[Entries taken from a collection]
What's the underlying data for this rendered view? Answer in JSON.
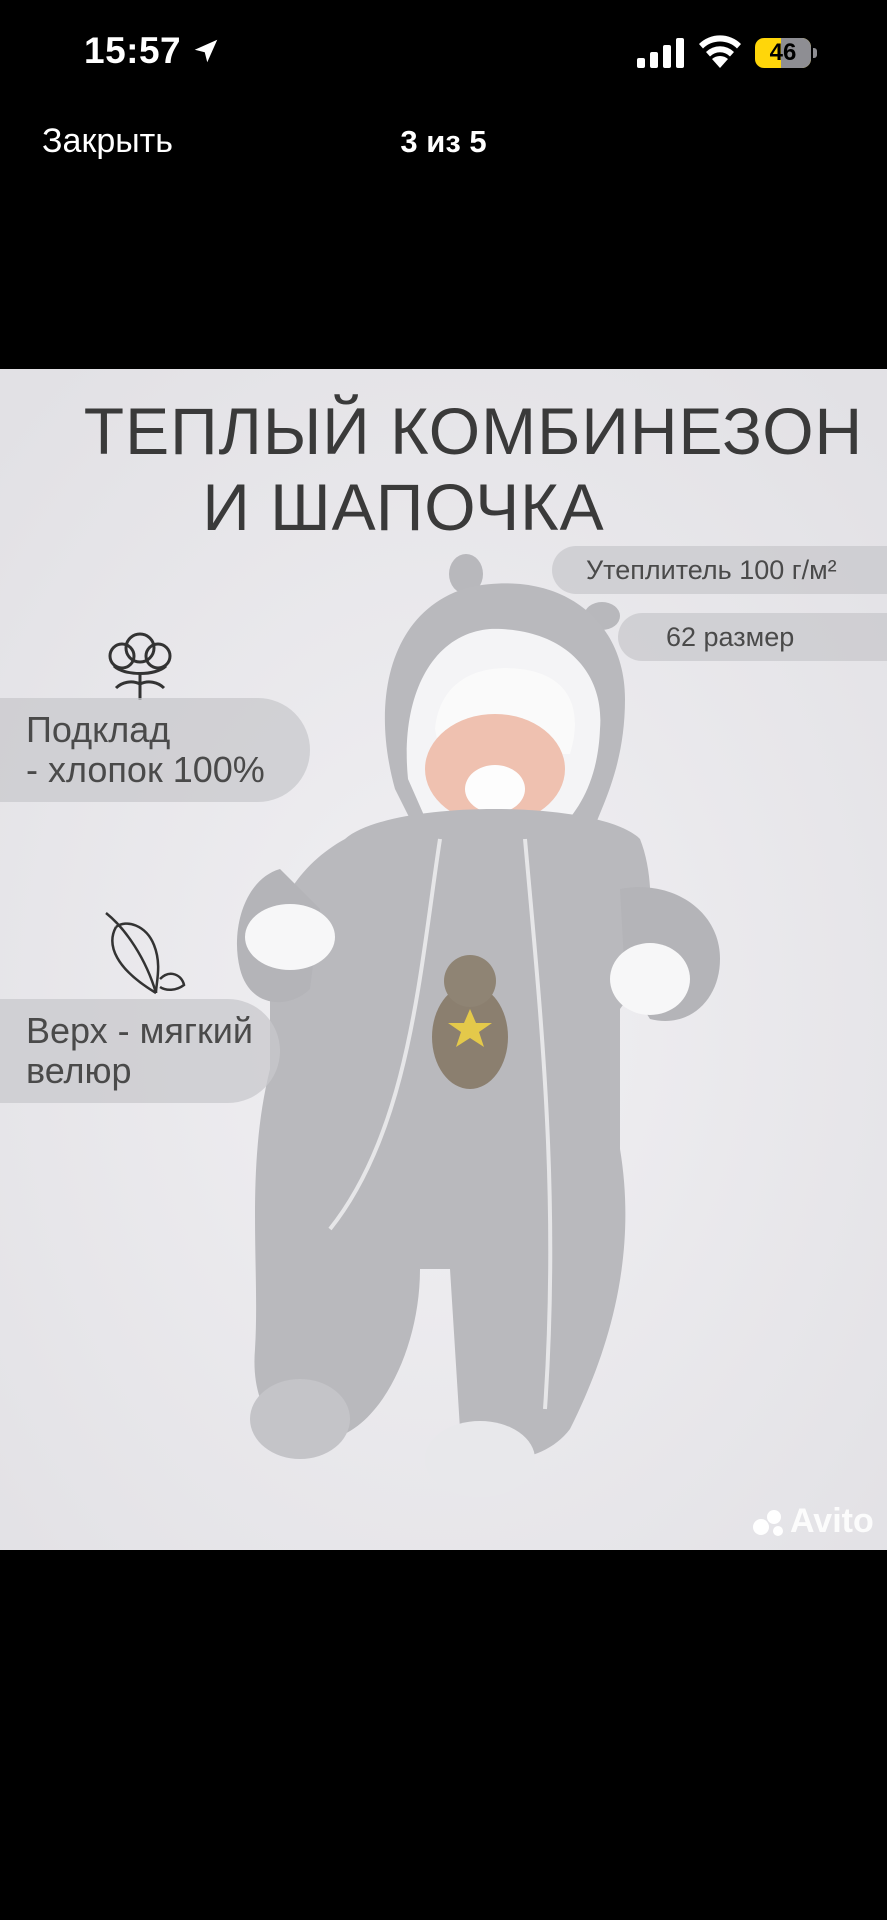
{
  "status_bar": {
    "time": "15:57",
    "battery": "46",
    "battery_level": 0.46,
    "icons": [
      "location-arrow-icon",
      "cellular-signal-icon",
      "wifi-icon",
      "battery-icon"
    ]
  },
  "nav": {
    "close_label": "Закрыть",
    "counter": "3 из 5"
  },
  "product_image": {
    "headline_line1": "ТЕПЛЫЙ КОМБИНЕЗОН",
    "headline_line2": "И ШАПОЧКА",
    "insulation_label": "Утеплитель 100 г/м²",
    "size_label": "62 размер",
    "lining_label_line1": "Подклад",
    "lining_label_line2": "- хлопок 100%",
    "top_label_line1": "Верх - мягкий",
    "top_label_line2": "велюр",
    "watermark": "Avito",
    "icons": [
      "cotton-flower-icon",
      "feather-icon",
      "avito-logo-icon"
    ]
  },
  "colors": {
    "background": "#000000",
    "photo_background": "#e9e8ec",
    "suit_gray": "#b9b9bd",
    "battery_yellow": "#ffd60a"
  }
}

- SHORT TASK:
Go through the entries above and print each one exactly, minus the pictures.

- COMPLETE ANSWER:
What's the underlying data for this rendered view? Answer in JSON.
{
  "status_bar": {
    "time": "15:57",
    "battery": "46",
    "battery_level": 0.46,
    "icons": [
      "location-arrow-icon",
      "cellular-signal-icon",
      "wifi-icon",
      "battery-icon"
    ]
  },
  "nav": {
    "close_label": "Закрыть",
    "counter": "3 из 5"
  },
  "product_image": {
    "headline_line1": "ТЕПЛЫЙ КОМБИНЕЗОН",
    "headline_line2": "И ШАПОЧКА",
    "insulation_label": "Утеплитель 100 г/м²",
    "size_label": "62 размер",
    "lining_label_line1": "Подклад",
    "lining_label_line2": "- хлопок 100%",
    "top_label_line1": "Верх - мягкий",
    "top_label_line2": "велюр",
    "watermark": "Avito",
    "icons": [
      "cotton-flower-icon",
      "feather-icon",
      "avito-logo-icon"
    ]
  },
  "colors": {
    "background": "#000000",
    "photo_background": "#e9e8ec",
    "suit_gray": "#b9b9bd",
    "battery_yellow": "#ffd60a"
  }
}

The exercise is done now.